*** Texto dado

29 de marzo 2005 - 00:00

Solá celebra candidatura

Felipe Solá comenzó el festejo. Quizás es prematuro porque todavía falta repartir y mostrar muchas cartas, pero el gobernador se declaró ayer «muy contento» por el desembarco de Cristina Fernández como candidata a senadora en la provincia de Buenos Aires.

Se cuidó, sin embargo, de darlo por hecho, pero se permitió celebrar la « posibilidad» de que la primera dama encabece una o dos listas bonaerenses en las legislativas del 23 de octubre próximo. «Recuerden que en noviembre yo dije que esto era lo mejor», señaló ayer de visita a San Isidro.

******
*** Información

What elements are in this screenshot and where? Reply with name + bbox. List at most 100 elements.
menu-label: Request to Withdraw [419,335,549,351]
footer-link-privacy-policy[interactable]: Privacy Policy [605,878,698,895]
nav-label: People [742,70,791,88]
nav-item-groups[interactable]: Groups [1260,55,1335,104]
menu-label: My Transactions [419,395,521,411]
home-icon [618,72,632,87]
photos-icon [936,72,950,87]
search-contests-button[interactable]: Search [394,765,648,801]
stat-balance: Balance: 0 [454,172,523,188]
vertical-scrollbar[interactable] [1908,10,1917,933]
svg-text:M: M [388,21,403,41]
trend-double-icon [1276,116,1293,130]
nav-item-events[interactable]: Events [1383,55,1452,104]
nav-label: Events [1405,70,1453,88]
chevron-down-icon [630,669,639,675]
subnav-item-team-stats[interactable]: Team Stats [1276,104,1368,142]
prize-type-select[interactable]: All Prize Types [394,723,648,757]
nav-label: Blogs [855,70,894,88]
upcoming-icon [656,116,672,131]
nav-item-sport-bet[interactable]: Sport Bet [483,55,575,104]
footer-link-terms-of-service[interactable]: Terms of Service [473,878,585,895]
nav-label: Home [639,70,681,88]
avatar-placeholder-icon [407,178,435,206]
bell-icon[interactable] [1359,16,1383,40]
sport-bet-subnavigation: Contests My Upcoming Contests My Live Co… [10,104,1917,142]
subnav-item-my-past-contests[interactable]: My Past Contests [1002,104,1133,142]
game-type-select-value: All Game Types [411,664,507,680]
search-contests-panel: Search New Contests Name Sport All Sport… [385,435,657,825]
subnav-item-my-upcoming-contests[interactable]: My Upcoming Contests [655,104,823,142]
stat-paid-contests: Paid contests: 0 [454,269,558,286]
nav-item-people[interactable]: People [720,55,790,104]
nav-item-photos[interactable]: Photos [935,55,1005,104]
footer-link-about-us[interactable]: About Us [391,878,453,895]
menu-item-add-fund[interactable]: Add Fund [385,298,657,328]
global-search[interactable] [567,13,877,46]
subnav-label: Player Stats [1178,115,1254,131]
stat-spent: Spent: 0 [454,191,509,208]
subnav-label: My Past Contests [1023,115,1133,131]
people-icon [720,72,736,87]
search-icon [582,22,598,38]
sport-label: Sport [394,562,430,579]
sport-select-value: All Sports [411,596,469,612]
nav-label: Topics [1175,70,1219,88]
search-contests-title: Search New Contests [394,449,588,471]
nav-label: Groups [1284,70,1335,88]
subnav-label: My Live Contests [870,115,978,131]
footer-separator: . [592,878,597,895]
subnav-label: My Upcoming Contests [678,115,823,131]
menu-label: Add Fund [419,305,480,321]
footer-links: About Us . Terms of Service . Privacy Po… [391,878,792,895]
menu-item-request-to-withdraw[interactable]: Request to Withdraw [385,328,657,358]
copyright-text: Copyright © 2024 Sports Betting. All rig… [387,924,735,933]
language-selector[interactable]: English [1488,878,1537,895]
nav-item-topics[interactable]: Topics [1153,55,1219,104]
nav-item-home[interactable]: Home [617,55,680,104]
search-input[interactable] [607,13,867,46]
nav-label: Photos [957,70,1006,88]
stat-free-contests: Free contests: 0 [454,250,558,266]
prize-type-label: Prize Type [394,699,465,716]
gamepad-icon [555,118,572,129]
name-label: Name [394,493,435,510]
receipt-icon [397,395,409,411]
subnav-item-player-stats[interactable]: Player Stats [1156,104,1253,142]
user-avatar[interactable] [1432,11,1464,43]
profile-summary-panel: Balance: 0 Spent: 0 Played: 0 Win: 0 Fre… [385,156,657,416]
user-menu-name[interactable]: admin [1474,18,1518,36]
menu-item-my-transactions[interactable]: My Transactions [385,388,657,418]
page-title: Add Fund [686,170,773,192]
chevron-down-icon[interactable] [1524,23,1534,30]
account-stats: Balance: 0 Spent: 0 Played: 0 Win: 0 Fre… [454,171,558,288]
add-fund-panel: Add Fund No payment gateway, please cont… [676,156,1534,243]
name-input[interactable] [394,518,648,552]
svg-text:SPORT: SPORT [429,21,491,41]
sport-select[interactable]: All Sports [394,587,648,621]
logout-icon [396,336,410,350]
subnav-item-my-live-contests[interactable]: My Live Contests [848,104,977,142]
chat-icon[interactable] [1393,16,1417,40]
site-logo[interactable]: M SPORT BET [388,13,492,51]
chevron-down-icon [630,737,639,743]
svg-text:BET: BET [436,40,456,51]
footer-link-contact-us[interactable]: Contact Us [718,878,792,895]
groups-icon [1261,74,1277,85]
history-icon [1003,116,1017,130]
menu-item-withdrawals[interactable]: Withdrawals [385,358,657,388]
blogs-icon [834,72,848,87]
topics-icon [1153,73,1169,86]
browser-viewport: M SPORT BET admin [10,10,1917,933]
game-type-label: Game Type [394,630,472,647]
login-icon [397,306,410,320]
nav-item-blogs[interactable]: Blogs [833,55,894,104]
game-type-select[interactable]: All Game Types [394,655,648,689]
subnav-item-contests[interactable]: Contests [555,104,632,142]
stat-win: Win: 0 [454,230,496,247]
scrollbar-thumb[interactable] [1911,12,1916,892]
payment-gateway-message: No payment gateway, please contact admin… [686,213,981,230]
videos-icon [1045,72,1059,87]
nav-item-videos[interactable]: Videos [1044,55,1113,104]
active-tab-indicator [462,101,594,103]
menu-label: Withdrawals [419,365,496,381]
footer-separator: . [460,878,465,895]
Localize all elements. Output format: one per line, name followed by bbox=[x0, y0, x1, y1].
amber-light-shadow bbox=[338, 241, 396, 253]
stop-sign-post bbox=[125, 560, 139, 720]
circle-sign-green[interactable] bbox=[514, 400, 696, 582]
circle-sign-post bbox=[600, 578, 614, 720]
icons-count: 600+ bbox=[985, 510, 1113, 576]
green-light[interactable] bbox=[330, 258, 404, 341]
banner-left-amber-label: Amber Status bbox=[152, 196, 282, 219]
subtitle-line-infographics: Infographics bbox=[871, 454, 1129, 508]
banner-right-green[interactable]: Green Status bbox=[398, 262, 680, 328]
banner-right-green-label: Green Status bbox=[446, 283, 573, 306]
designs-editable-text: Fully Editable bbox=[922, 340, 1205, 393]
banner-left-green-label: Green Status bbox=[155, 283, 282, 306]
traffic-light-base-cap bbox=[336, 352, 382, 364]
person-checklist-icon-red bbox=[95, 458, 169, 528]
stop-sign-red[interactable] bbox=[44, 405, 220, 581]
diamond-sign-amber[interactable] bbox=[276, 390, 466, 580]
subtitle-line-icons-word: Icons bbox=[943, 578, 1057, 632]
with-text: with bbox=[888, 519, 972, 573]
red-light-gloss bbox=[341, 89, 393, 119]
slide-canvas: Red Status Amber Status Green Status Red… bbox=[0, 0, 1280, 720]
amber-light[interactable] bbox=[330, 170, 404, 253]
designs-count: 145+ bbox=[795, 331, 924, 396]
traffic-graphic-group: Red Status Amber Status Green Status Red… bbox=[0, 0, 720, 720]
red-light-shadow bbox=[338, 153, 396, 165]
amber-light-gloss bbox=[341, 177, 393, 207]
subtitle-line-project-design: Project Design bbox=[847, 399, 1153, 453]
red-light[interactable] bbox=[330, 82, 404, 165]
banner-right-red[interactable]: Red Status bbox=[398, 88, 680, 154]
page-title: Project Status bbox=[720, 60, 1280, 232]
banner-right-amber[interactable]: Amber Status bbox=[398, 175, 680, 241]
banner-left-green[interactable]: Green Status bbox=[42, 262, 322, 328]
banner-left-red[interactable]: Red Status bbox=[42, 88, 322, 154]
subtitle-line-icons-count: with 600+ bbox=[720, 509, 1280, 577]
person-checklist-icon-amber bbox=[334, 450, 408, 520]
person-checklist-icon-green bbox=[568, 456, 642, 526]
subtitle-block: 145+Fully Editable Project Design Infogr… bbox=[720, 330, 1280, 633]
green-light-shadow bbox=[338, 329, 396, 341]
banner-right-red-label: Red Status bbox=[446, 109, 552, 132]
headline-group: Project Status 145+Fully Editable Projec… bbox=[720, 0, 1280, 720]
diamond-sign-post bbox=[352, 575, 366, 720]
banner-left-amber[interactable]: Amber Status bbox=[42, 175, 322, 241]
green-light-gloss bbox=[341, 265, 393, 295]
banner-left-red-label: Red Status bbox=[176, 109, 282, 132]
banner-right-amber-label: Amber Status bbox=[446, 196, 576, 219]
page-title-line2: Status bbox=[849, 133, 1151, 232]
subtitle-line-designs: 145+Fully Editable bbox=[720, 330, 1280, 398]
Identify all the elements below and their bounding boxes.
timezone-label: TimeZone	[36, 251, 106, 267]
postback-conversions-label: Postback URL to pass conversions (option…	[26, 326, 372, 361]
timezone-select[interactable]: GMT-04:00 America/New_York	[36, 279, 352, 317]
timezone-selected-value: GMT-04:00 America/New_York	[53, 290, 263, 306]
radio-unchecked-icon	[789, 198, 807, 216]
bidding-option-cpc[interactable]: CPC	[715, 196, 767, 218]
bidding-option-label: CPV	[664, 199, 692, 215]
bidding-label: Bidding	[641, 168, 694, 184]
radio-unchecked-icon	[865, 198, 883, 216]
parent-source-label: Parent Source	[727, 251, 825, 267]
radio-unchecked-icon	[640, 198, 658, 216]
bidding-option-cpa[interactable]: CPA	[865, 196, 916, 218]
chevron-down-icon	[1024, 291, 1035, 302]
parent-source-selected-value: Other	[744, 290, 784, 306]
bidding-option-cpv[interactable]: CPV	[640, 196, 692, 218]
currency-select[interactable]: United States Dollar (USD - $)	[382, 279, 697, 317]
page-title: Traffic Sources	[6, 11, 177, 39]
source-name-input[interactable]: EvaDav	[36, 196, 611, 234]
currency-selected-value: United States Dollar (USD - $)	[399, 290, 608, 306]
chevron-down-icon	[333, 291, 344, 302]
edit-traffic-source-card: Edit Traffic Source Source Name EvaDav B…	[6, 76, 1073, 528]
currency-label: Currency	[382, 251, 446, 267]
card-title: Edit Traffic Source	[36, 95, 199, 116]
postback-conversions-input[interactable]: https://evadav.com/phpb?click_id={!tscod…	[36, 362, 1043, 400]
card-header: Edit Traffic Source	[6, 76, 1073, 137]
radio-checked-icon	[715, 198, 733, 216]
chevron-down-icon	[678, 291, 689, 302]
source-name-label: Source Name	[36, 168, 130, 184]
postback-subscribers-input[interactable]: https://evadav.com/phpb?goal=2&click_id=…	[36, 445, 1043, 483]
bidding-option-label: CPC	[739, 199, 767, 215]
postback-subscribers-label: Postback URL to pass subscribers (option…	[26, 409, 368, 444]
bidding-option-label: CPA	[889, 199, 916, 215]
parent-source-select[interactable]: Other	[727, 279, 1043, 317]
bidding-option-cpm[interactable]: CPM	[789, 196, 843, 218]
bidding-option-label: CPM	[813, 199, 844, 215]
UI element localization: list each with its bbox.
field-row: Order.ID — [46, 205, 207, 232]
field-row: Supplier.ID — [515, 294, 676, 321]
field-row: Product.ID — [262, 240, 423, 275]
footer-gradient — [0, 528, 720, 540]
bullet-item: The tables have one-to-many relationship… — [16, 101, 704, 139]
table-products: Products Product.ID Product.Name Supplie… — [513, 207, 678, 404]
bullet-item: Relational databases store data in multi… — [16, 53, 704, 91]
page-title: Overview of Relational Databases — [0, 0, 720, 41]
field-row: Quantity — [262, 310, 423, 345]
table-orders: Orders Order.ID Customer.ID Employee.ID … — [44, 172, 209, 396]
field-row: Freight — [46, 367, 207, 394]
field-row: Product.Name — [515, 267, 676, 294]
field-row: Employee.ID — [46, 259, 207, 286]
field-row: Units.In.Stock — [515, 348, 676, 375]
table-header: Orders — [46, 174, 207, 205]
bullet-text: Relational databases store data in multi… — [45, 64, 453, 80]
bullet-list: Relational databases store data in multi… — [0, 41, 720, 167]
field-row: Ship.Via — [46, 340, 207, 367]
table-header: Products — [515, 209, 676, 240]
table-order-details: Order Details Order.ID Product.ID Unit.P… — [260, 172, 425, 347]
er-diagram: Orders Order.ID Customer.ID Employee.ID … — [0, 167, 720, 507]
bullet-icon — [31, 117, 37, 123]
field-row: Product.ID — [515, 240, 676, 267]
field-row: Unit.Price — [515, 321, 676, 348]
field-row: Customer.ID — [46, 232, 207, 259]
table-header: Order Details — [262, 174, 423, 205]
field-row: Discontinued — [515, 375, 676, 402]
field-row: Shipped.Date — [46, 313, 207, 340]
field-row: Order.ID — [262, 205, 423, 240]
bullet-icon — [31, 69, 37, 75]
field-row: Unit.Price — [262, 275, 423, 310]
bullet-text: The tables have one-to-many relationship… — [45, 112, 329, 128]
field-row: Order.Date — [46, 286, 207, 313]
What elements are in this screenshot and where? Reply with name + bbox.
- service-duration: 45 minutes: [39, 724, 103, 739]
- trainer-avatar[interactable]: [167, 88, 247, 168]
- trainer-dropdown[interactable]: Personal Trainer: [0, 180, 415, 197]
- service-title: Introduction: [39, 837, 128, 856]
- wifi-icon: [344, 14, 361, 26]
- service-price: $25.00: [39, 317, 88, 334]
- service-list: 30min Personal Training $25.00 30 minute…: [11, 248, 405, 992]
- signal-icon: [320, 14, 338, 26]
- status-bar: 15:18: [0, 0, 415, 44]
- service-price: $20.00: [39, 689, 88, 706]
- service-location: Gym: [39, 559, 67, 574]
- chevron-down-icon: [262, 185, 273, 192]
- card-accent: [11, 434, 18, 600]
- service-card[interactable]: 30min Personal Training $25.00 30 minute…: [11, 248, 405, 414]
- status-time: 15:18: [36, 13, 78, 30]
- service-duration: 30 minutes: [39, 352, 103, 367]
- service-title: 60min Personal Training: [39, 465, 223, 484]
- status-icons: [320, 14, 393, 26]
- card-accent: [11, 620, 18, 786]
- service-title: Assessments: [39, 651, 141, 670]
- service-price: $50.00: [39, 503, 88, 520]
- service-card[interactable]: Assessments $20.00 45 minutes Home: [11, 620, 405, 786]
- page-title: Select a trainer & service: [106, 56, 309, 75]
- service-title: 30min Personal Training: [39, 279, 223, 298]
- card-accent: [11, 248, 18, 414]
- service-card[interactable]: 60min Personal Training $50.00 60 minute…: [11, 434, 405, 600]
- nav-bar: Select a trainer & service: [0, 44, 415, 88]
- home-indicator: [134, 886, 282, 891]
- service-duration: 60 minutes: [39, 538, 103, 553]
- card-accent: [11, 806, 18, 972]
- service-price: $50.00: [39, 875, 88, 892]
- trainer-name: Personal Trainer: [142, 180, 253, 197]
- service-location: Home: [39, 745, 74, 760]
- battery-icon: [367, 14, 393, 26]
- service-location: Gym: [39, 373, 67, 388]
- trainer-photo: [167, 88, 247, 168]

******

◆ **Problema A**:
Según la noticia sobre Solá, ¿qué lugar visitaba el gobernador cuando hizo sus declaraciones?
◆ **Problema B**:
Enumera todos los fragmentos que la noticia sobre Solá pone entre comillas angulares (« »).
◆ **Problema C**:
Vuelve a escribir sin cambios el fragmento de la noticia sobre Solá que comienza en "Solá celebra candidatura" y termina en "a San Isidro.".

◆ **Solución A**:
San Isidro.

◆ **Solución B**:
- «muy contento»
- «posibilidad»
- «Recuerden que en noviembre yo dije que esto era lo mejor»

◆ **Solución C**:
Solá celebra candidatura

Felipe Solá comenzó el festejo. Quizás es prematuro porque todavía falta repartir y mostrar muchas cartas, pero el gobernador se declaró ayer «muy contento» por el desembarco de Cristina Fernández como candidata a senadora en la provincia de Buenos Aires.

Se cuidó, sin embargo, de darlo por hecho, pero se permitió celebrar la « posibilidad» de que la primera dama encabece una o dos listas bonaerenses en las legislativas del 23 de octubre próximo. «Recuerden que en noviembre yo dije que esto era lo mejor», señaló ayer de visita a San Isidro.